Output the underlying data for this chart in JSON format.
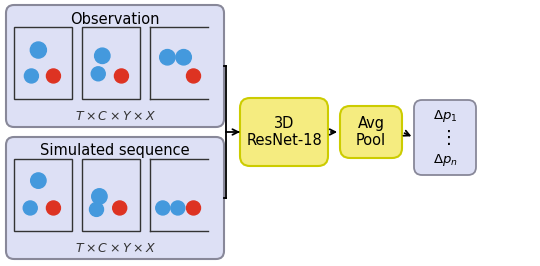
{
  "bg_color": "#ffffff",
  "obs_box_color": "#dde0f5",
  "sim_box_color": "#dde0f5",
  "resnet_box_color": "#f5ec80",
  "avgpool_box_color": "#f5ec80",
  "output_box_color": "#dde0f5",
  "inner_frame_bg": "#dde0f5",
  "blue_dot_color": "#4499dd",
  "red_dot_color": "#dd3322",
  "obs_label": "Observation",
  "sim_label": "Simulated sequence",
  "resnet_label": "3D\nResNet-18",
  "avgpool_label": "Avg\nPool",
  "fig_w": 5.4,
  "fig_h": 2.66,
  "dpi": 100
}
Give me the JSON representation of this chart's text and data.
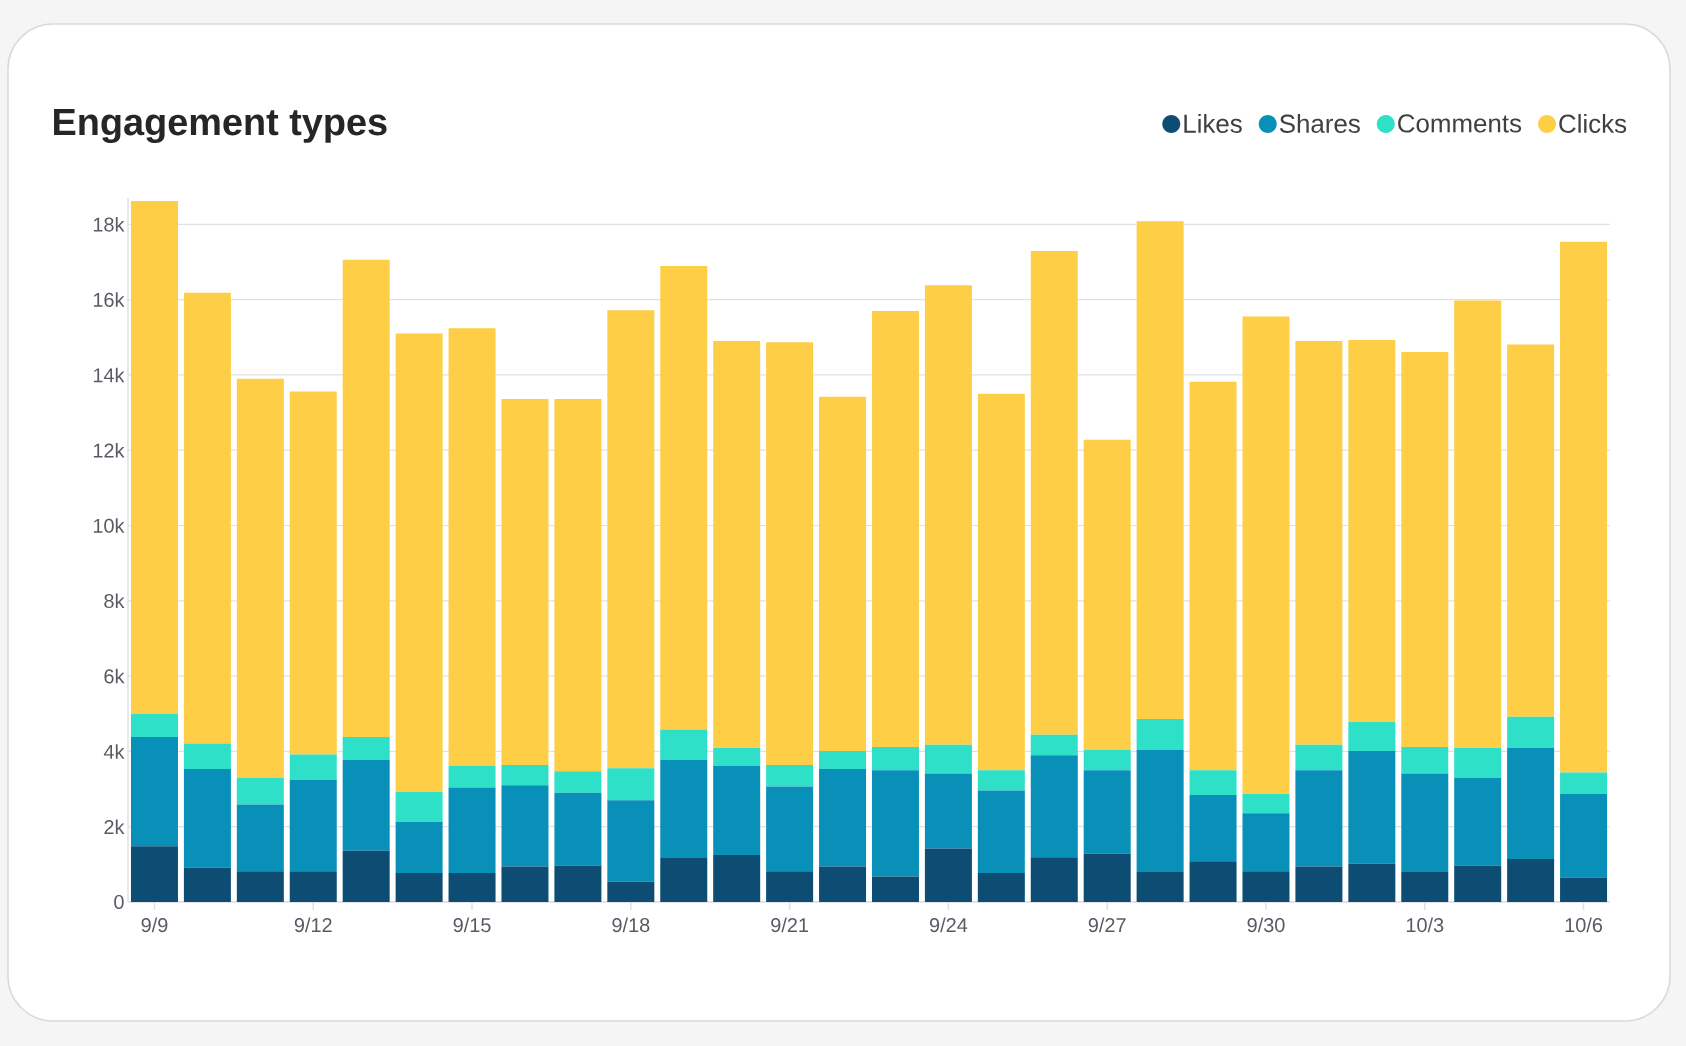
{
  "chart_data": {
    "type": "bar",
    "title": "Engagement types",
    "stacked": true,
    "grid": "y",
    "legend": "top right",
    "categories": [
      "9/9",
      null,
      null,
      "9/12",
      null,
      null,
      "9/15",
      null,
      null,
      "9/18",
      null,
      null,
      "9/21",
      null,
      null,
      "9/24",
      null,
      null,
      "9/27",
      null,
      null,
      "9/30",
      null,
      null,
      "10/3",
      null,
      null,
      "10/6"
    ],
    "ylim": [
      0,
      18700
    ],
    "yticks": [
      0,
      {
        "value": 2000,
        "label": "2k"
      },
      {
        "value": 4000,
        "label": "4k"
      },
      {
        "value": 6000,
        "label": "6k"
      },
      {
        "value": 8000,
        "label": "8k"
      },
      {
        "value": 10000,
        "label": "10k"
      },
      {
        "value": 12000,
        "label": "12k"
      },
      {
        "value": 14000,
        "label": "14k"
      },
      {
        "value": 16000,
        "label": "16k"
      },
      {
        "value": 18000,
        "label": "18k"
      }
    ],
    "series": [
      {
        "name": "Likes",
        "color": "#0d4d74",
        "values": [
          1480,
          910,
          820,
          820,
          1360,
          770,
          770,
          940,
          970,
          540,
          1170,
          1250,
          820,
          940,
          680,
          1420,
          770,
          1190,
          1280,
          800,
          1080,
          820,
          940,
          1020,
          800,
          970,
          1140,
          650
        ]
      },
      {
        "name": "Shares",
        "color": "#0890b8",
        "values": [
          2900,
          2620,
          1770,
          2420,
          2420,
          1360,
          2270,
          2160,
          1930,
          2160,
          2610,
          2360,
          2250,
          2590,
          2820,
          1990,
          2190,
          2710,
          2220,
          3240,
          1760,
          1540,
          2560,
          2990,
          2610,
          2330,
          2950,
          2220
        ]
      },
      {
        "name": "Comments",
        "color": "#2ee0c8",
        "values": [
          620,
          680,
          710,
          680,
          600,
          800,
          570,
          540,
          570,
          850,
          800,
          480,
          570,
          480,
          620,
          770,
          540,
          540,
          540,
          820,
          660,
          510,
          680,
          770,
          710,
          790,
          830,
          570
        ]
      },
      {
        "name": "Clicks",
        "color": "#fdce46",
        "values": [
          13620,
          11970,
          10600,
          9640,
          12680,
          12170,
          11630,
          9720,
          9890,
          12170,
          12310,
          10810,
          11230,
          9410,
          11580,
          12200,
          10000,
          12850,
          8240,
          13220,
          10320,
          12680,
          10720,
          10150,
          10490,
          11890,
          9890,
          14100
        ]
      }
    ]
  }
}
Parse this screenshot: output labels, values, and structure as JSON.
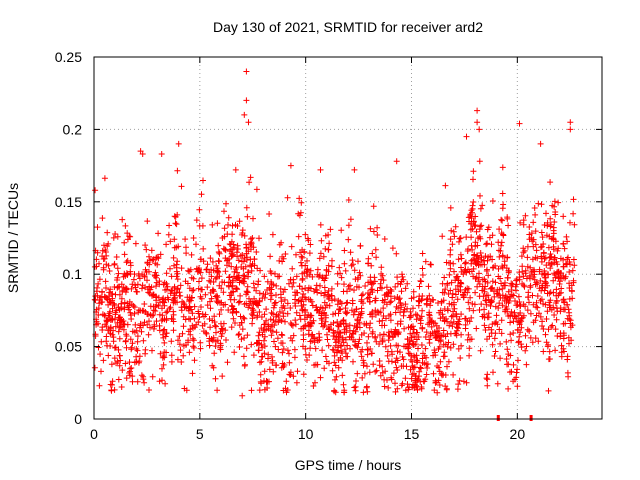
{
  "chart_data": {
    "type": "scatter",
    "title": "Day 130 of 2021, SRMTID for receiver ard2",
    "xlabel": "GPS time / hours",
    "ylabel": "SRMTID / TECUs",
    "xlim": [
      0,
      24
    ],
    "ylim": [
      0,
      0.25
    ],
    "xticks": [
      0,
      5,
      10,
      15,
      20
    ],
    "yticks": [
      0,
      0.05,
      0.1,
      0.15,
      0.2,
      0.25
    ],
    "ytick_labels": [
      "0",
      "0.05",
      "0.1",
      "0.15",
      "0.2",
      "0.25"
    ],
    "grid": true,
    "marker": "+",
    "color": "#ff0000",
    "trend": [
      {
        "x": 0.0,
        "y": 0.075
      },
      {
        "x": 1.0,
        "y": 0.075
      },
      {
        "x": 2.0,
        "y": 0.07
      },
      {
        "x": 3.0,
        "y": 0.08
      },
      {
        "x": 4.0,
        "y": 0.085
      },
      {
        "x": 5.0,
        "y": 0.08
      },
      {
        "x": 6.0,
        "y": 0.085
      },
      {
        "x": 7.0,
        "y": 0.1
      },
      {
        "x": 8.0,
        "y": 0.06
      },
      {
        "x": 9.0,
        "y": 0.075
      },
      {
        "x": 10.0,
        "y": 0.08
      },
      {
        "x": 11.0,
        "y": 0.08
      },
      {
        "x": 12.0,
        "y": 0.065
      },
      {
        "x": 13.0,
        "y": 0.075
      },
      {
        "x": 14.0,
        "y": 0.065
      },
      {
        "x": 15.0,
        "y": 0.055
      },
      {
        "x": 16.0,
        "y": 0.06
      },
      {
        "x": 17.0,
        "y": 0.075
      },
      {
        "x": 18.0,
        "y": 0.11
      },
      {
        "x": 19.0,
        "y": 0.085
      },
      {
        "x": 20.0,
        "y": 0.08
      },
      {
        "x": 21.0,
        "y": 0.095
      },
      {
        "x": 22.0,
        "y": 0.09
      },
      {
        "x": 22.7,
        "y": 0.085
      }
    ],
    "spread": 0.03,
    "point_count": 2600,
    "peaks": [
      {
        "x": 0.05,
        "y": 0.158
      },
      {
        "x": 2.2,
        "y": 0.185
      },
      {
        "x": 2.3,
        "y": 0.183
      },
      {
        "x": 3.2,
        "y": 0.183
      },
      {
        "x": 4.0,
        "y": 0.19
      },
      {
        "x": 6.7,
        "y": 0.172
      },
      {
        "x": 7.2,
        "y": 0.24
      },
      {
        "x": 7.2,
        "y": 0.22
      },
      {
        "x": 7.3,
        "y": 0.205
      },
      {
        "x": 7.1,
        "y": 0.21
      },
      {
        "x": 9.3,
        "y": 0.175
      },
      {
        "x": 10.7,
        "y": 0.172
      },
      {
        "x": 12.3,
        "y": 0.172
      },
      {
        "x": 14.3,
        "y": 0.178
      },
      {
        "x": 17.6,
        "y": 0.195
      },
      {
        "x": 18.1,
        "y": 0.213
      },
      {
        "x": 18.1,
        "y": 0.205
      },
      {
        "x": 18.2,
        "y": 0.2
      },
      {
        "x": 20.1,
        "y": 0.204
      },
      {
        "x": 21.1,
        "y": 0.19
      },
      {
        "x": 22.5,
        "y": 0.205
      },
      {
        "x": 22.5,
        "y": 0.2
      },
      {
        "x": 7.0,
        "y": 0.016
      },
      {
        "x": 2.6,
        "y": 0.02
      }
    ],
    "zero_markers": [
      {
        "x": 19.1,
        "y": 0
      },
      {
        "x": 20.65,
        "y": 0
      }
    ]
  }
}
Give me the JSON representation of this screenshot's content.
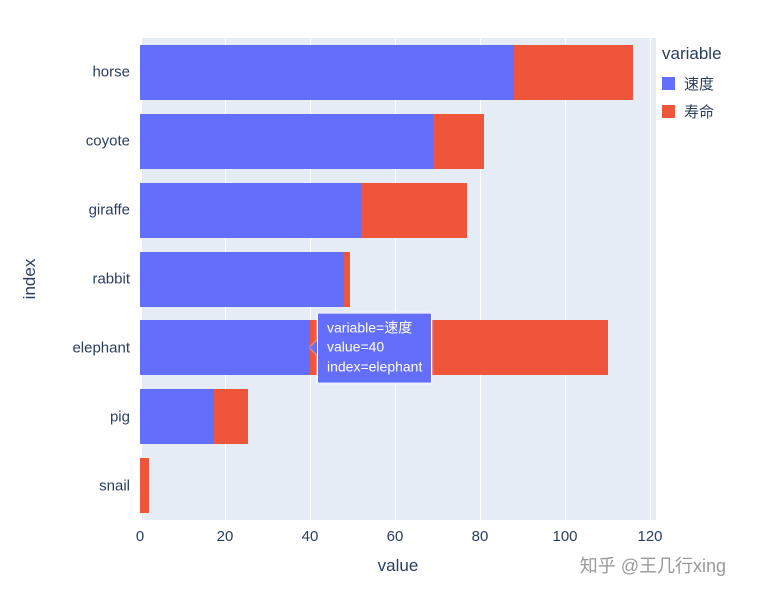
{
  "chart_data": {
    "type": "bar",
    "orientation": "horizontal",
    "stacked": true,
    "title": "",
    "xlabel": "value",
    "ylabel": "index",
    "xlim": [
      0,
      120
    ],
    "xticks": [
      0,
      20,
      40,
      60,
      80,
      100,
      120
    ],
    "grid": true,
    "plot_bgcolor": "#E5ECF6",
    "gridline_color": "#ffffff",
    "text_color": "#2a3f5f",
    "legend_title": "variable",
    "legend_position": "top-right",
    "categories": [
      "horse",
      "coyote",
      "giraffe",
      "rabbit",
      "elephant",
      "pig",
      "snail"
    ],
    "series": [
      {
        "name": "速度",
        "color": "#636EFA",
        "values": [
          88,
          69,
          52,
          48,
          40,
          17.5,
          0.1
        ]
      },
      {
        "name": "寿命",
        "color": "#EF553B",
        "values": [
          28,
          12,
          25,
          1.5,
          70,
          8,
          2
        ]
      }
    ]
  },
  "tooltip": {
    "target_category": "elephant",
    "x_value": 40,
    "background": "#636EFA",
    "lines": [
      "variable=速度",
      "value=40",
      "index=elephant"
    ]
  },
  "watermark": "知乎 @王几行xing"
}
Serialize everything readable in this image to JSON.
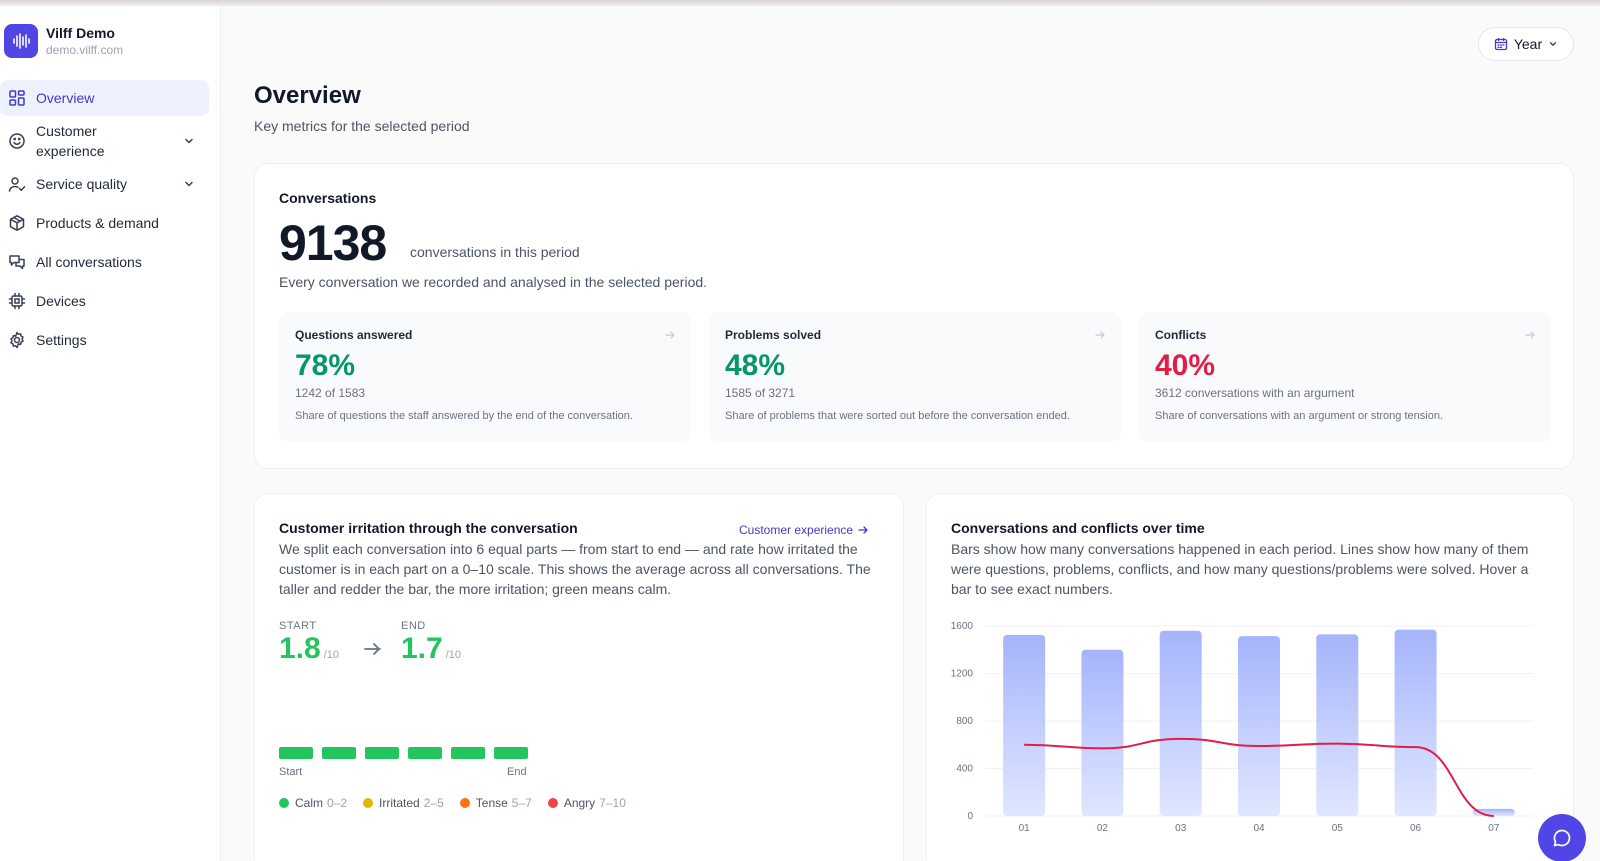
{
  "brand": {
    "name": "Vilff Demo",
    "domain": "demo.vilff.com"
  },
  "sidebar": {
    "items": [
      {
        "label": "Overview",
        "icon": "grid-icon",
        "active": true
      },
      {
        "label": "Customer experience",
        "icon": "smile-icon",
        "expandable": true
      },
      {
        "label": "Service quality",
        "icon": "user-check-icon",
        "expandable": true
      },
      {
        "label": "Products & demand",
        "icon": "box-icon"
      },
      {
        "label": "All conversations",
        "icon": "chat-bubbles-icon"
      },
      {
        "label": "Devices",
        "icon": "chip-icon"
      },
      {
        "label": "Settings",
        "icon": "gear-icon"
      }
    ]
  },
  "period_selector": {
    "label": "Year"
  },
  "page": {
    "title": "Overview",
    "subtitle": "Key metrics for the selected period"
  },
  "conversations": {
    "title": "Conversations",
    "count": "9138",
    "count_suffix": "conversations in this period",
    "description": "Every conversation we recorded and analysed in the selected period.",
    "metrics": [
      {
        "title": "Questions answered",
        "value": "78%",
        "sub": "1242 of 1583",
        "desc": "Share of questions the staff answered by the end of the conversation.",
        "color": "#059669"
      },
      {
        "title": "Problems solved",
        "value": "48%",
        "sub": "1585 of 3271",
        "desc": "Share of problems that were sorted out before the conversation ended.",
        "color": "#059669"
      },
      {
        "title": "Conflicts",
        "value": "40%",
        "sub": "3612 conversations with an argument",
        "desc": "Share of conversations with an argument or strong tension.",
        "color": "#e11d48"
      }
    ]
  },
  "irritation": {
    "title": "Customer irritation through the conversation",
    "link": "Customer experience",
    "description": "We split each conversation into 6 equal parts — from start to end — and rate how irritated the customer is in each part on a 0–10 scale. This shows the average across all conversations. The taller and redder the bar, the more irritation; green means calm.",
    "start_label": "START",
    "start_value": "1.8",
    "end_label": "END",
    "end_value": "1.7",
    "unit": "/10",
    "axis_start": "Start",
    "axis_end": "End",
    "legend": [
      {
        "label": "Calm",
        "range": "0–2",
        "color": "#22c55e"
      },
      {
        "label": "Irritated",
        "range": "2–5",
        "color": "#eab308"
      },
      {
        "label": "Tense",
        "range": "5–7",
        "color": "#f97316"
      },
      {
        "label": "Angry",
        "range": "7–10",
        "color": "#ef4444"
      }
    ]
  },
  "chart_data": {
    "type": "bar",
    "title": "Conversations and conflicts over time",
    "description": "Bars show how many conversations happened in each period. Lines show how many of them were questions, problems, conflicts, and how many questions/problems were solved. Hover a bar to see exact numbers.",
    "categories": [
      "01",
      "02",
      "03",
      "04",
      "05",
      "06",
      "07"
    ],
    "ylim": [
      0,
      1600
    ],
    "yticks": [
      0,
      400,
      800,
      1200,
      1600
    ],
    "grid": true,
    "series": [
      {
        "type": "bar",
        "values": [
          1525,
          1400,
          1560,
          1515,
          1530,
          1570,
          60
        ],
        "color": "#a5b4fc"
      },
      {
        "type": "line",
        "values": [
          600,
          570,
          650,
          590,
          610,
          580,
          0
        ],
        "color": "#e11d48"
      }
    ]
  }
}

* * * *

- SHORT TASK
Where a line of the records above holds the word "representation", copy that line.

- ANSWER
Give me the JSON representation of this chart's text and data.
Give me the JSON representation of this screenshot's content.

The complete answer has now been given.